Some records
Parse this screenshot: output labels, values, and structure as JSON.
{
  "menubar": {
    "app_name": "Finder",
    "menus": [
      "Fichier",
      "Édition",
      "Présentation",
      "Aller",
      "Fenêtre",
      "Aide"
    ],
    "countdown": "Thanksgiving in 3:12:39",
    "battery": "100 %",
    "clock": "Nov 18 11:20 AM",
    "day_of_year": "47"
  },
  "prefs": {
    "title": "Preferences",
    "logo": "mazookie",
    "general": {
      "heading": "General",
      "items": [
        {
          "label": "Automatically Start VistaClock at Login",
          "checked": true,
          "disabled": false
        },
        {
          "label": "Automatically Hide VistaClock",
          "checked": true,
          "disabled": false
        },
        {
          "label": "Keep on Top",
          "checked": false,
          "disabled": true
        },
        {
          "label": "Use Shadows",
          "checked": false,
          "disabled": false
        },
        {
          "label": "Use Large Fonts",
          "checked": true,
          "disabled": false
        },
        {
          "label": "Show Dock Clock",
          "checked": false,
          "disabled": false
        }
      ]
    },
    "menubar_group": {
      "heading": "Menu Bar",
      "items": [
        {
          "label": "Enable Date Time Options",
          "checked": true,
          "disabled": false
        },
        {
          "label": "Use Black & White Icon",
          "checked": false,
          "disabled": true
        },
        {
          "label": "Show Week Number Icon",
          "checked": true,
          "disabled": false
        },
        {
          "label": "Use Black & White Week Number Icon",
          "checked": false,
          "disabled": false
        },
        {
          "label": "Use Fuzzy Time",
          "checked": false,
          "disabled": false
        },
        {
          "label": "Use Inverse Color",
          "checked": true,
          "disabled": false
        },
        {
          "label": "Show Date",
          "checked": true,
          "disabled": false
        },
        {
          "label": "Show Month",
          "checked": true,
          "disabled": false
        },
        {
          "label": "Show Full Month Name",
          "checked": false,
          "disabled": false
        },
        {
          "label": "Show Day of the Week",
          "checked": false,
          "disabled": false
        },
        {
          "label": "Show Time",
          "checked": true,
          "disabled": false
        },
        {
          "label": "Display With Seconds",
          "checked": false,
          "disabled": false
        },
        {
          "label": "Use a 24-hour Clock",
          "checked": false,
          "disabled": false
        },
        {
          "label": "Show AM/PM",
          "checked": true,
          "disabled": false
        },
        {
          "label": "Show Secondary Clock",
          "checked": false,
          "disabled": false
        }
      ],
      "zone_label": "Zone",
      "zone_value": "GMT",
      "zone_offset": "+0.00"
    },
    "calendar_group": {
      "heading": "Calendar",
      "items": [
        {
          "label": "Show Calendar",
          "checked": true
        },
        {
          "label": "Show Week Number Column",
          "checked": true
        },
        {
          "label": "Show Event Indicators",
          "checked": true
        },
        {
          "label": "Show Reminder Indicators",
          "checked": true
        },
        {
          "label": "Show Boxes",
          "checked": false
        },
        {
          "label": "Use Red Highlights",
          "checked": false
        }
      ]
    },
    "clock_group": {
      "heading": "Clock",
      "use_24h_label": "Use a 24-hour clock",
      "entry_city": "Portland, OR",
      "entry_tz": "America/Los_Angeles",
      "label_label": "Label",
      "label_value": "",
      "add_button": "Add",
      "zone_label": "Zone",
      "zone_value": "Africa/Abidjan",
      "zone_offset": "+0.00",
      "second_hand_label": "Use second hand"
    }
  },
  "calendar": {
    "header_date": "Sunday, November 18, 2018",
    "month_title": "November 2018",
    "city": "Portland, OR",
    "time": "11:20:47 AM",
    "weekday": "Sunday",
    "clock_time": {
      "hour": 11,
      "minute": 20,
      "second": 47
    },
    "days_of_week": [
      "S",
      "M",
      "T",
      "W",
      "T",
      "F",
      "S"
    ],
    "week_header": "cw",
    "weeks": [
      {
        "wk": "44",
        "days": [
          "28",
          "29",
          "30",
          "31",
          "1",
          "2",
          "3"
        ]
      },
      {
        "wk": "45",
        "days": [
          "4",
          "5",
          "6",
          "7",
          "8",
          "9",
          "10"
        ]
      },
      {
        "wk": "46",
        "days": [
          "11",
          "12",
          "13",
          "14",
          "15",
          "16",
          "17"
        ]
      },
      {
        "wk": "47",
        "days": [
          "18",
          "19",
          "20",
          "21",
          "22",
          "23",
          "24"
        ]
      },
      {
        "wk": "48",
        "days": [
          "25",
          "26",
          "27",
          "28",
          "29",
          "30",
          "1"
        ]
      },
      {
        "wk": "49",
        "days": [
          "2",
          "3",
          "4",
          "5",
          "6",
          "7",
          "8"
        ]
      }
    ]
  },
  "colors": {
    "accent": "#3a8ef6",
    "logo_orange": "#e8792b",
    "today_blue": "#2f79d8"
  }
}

* Stated goal: Repeat the entries exactly, all of them.

* Written answer:
Parse this screenshot: output labels, values, and structure as JSON.
{
  "menubar": {
    "app_name": "Finder",
    "menus": [
      "Fichier",
      "Édition",
      "Présentation",
      "Aller",
      "Fenêtre",
      "Aide"
    ],
    "countdown": "Thanksgiving in 3:12:39",
    "battery": "100 %",
    "clock": "Nov 18 11:20 AM",
    "day_of_year": "47"
  },
  "prefs": {
    "title": "Preferences",
    "logo": "mazookie",
    "general": {
      "heading": "General",
      "items": [
        {
          "label": "Automatically Start VistaClock at Login",
          "checked": true,
          "disabled": false
        },
        {
          "label": "Automatically Hide VistaClock",
          "checked": true,
          "disabled": false
        },
        {
          "label": "Keep on Top",
          "checked": false,
          "disabled": true
        },
        {
          "label": "Use Shadows",
          "checked": false,
          "disabled": false
        },
        {
          "label": "Use Large Fonts",
          "checked": true,
          "disabled": false
        },
        {
          "label": "Show Dock Clock",
          "checked": false,
          "disabled": false
        }
      ]
    },
    "menubar_group": {
      "heading": "Menu Bar",
      "items": [
        {
          "label": "Enable Date Time Options",
          "checked": true,
          "disabled": false
        },
        {
          "label": "Use Black & White Icon",
          "checked": false,
          "disabled": true
        },
        {
          "label": "Show Week Number Icon",
          "checked": true,
          "disabled": false
        },
        {
          "label": "Use Black & White Week Number Icon",
          "checked": false,
          "disabled": false
        },
        {
          "label": "Use Fuzzy Time",
          "checked": false,
          "disabled": false
        },
        {
          "label": "Use Inverse Color",
          "checked": true,
          "disabled": false
        },
        {
          "label": "Show Date",
          "checked": true,
          "disabled": false
        },
        {
          "label": "Show Month",
          "checked": true,
          "disabled": false
        },
        {
          "label": "Show Full Month Name",
          "checked": false,
          "disabled": false
        },
        {
          "label": "Show Day of the Week",
          "checked": false,
          "disabled": false
        },
        {
          "label": "Show Time",
          "checked": true,
          "disabled": false
        },
        {
          "label": "Display With Seconds",
          "checked": false,
          "disabled": false
        },
        {
          "label": "Use a 24-hour Clock",
          "checked": false,
          "disabled": false
        },
        {
          "label": "Show AM/PM",
          "checked": true,
          "disabled": false
        },
        {
          "label": "Show Secondary Clock",
          "checked": false,
          "disabled": false
        }
      ],
      "zone_label": "Zone",
      "zone_value": "GMT",
      "zone_offset": "+0.00"
    },
    "calendar_group": {
      "heading": "Calendar",
      "items": [
        {
          "label": "Show Calendar",
          "checked": true
        },
        {
          "label": "Show Week Number Column",
          "checked": true
        },
        {
          "label": "Show Event Indicators",
          "checked": true
        },
        {
          "label": "Show Reminder Indicators",
          "checked": true
        },
        {
          "label": "Show Boxes",
          "checked": false
        },
        {
          "label": "Use Red Highlights",
          "checked": false
        }
      ]
    },
    "clock_group": {
      "heading": "Clock",
      "use_24h_label": "Use a 24-hour clock",
      "entry_city": "Portland, OR",
      "entry_tz": "America/Los_Angeles",
      "label_label": "Label",
      "label_value": "",
      "add_button": "Add",
      "zone_label": "Zone",
      "zone_value": "Africa/Abidjan",
      "zone_offset": "+0.00",
      "second_hand_label": "Use second hand"
    }
  },
  "calendar": {
    "header_date": "Sunday, November 18, 2018",
    "month_title": "November 2018",
    "city": "Portland, OR",
    "time": "11:20:47 AM",
    "weekday": "Sunday",
    "clock_time": {
      "hour": 11,
      "minute": 20,
      "second": 47
    },
    "days_of_week": [
      "S",
      "M",
      "T",
      "W",
      "T",
      "F",
      "S"
    ],
    "week_header": "cw",
    "weeks": [
      {
        "wk": "44",
        "days": [
          "28",
          "29",
          "30",
          "31",
          "1",
          "2",
          "3"
        ]
      },
      {
        "wk": "45",
        "days": [
          "4",
          "5",
          "6",
          "7",
          "8",
          "9",
          "10"
        ]
      },
      {
        "wk": "46",
        "days": [
          "11",
          "12",
          "13",
          "14",
          "15",
          "16",
          "17"
        ]
      },
      {
        "wk": "47",
        "days": [
          "18",
          "19",
          "20",
          "21",
          "22",
          "23",
          "24"
        ]
      },
      {
        "wk": "48",
        "days": [
          "25",
          "26",
          "27",
          "28",
          "29",
          "30",
          "1"
        ]
      },
      {
        "wk": "49",
        "days": [
          "2",
          "3",
          "4",
          "5",
          "6",
          "7",
          "8"
        ]
      }
    ]
  },
  "colors": {
    "accent": "#3a8ef6",
    "logo_orange": "#e8792b",
    "today_blue": "#2f79d8"
  }
}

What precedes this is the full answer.